**Exercise aim:**
Repeat everything in the material exactly.

## start Given data

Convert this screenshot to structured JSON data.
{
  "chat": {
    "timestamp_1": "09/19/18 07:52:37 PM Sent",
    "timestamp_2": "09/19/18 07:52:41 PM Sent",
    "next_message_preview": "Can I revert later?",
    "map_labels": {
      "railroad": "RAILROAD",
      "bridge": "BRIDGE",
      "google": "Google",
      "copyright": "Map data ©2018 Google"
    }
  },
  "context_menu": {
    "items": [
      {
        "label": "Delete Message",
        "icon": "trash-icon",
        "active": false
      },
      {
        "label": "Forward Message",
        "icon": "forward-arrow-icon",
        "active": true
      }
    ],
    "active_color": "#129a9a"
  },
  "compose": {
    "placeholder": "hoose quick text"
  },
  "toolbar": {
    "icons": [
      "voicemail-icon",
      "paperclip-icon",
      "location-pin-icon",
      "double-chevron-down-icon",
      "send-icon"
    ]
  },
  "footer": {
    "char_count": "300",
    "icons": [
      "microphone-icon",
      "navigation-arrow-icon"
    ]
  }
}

## end Given data

**Written reply:**
Convert this screenshot to structured JSON data.
{
  "chat": {
    "timestamp_1": "09/19/18 07:52:37 PM Sent",
    "timestamp_2": "09/19/18 07:52:41 PM Sent",
    "next_message_preview": "Can I revert later?",
    "map_labels": {
      "railroad": "RAILROAD",
      "bridge": "BRIDGE",
      "google": "Google",
      "copyright": "Map data ©2018 Google"
    }
  },
  "context_menu": {
    "items": [
      {
        "label": "Delete Message",
        "icon": "trash-icon",
        "active": false
      },
      {
        "label": "Forward Message",
        "icon": "forward-arrow-icon",
        "active": true
      }
    ],
    "active_color": "#129a9a"
  },
  "compose": {
    "placeholder": "hoose quick text"
  },
  "toolbar": {
    "icons": [
      "voicemail-icon",
      "paperclip-icon",
      "location-pin-icon",
      "double-chevron-down-icon",
      "send-icon"
    ]
  },
  "footer": {
    "char_count": "300",
    "icons": [
      "microphone-icon",
      "navigation-arrow-icon"
    ]
  }
}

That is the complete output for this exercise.